Required tasks
(a) Decide whether each statement below agrees with the passage on teenagers and sexually transmitted diseases. Answer yes or no for each, and quote the words of the passage that decide it.
(i) Some 3 million teenagers are infected with a sexually transmitted disease each year.
(ii) The teens on the talk show ranged in age from 13 to 19.
(iii) The pregnant fourteen-year-old told the baby's father that she was thirteen.
(b) According to the passage on teenagers and sexually transmitted diseases, how many teenagers had been diagnosed with AIDS as of June 1997?
(c) Extend the passage on teenagers, sexually transmitted diseases and teen motherhood, picking up after its final sentence.

Sexually Transmitted Diseases (STDs) and Teenagers

Every year, some 3 million teenagers are infected with a sexually transmitted disease. Data reveal that 1 in 4 sexually active teens will become infected with STDs such as gonorrhea, chlamydia, syphilis, herpes and AIDS. Genital warts caused by the human papillomavirus are also common.

More than 2,900 teenagers were diagnosed with AIDS, as of June 1997. Teen sex and the very real possibility of becoming infected with sexually transmitted diseases should not be taken lightly.

Comments From Teen Mothers and Pregnant Teens

A recent Sally Jessie Raphael television talk show focused on teenage mothers. Teens appearing on the show ranged in age from 12 to 19 years of age. A summary of their comments follows:

  • All expressed regret at having a baby at such a young age. One fourteen year old remarked that it is expensive caring and providing necessities for a baby. She stated that life is not easy for her. Taking care of the baby is an “around the clock” activity; she has little time for herself.
  • A pregnant fourteen year old, speaking to prospective pregnant teens, said that it would be hard for a pregnant teen mother to realize her life dreams with the added responsibility of a baby. She lied to the father of her baby that she was thirteen when they had sex; he was 20 years old. Her comment: having a baby is a lot of work. A teen mom can’t have fun like other young persons of her age group.

Supplied entries
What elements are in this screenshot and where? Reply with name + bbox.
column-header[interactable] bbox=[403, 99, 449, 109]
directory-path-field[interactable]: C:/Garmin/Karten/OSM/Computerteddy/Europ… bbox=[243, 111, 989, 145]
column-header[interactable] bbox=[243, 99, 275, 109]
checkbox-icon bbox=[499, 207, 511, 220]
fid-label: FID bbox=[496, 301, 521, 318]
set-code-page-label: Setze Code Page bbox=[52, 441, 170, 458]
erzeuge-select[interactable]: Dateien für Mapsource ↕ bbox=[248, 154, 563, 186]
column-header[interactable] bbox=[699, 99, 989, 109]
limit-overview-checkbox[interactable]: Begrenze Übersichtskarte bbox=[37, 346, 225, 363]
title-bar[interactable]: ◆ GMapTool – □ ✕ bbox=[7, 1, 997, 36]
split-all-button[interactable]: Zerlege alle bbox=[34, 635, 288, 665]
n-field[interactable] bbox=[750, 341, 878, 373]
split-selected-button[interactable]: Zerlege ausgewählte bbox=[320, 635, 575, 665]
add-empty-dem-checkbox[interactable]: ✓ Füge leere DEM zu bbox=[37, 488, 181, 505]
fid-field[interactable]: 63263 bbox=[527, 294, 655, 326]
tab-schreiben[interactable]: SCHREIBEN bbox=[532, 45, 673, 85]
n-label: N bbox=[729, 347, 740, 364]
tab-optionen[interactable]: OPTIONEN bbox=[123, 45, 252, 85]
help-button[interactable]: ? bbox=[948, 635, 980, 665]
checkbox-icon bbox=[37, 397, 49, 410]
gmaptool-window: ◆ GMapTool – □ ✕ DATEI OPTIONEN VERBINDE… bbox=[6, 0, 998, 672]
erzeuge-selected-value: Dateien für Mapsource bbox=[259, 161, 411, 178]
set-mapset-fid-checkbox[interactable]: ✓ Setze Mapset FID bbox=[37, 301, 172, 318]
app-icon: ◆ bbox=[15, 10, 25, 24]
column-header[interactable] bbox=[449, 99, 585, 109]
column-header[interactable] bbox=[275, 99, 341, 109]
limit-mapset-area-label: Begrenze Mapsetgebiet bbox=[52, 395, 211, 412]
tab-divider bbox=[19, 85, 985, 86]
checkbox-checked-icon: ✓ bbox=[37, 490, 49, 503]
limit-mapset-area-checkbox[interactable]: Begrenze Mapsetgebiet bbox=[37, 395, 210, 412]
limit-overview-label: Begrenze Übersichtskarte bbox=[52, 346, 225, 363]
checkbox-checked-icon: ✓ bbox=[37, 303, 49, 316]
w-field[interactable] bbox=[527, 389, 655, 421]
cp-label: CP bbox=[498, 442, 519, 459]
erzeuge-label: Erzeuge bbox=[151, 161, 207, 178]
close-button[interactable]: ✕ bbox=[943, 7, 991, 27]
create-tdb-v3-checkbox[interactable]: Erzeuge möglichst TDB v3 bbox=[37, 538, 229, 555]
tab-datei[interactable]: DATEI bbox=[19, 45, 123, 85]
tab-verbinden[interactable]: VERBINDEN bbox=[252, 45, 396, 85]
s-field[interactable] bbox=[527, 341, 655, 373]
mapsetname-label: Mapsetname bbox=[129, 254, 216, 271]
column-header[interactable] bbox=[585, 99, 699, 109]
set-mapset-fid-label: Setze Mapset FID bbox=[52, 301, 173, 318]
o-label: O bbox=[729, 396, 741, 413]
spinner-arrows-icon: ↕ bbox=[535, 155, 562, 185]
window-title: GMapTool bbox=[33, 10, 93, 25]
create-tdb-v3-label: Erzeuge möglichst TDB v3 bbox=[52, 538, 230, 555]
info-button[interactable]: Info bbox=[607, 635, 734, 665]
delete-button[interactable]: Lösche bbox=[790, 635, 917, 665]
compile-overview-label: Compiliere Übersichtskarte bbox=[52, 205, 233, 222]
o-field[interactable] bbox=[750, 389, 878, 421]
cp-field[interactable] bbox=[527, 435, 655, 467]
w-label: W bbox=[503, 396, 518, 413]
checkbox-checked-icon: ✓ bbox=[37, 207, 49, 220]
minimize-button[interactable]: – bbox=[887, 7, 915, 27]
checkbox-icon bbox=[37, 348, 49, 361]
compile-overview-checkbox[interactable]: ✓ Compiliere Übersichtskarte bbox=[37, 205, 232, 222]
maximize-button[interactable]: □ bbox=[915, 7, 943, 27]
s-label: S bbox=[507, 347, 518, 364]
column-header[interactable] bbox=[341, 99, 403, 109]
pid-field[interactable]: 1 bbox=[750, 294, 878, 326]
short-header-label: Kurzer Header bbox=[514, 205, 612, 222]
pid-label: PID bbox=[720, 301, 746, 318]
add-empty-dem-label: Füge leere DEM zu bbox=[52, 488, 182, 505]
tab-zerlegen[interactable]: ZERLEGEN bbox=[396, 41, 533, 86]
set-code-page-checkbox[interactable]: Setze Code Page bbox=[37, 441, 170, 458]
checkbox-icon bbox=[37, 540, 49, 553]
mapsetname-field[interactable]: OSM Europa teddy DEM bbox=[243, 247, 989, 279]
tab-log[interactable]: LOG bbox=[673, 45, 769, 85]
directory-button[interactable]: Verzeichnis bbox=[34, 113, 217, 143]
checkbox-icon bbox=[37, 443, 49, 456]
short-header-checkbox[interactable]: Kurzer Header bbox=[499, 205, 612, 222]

List of answers
(a)
(i) Yes: "Every year, some 3 million teenagers are infected with a sexually transmitted disease."
(ii) No: "Teens appearing on the show ranged in age from 12 to 19 years of age."
(iii) Yes: "She lied to the father of her baby that she was thirteen when they had sex"

(b) More than 2,900 teenagers.

(c)
  • More than one of these teens said that they needed more love and support from their mothers before they became sexually active and eventually pregnant. No fathers were present on this show. A lack of parental influence is a factor in teenage pregnancy.

What Can We Do?

Teens and other persons need sex education and communication skills that will help them make wise choices about sexual behavior. Discussing sexual behavior options (including abstinence) with youth prior to the time that they become sexually active is of paramount importance. Methods to prevent pregnancy and STDs should be discussed in detail. Parents, schools, the church, the media and other concerned sources play important roles in educating youth.

Regardless of their income status, teenagers need access to comprehensive health education, contraceptive services, STD screening and treatment, and prenatal services. Both females and males must be included in the prevention programs. They should be made aware of the relationship between teenage pregnancy and risk factors such as poverty, sexual abuse, substance abuse, violence, poor school performance, and dropout rates.

Empowerment Points

  • Teen sexual activity and pregnancy is a national concern.
  • 66 percent of females and 68 percent of males are sexually active by age 18.
  • Pregnancy rates are very high for African American teens; too high in fact.
  • Parents need to love, teach, and guide children as early as 7 and 8 years old about sex education and responsible sexual behavior.
  • Black teens must be educated and advised to utilize accessible contraceptive services, as well as STD screening and treatment services, especially if they are sexually active.
  • Black teens should strive to stay in school, get a good education whether college or a trade profession, so that they can rise above the entrenched poverty which is a main cause of early childbearing among disadvantaged teenage females.
  • We must recognize, minimize, and eradicate risk factors such as sexual abuse, substance abuse, poor school performance, dropout rates, violence, poverty, and racism that has a connecting relationship with teenage pregnancy.
  • We must love and encourage our young people to achieve, excel, and be the very best that they can be in all areas of life.

References

Minnesota Organization on Adolescent Pregnancy, Prevention and Parenting.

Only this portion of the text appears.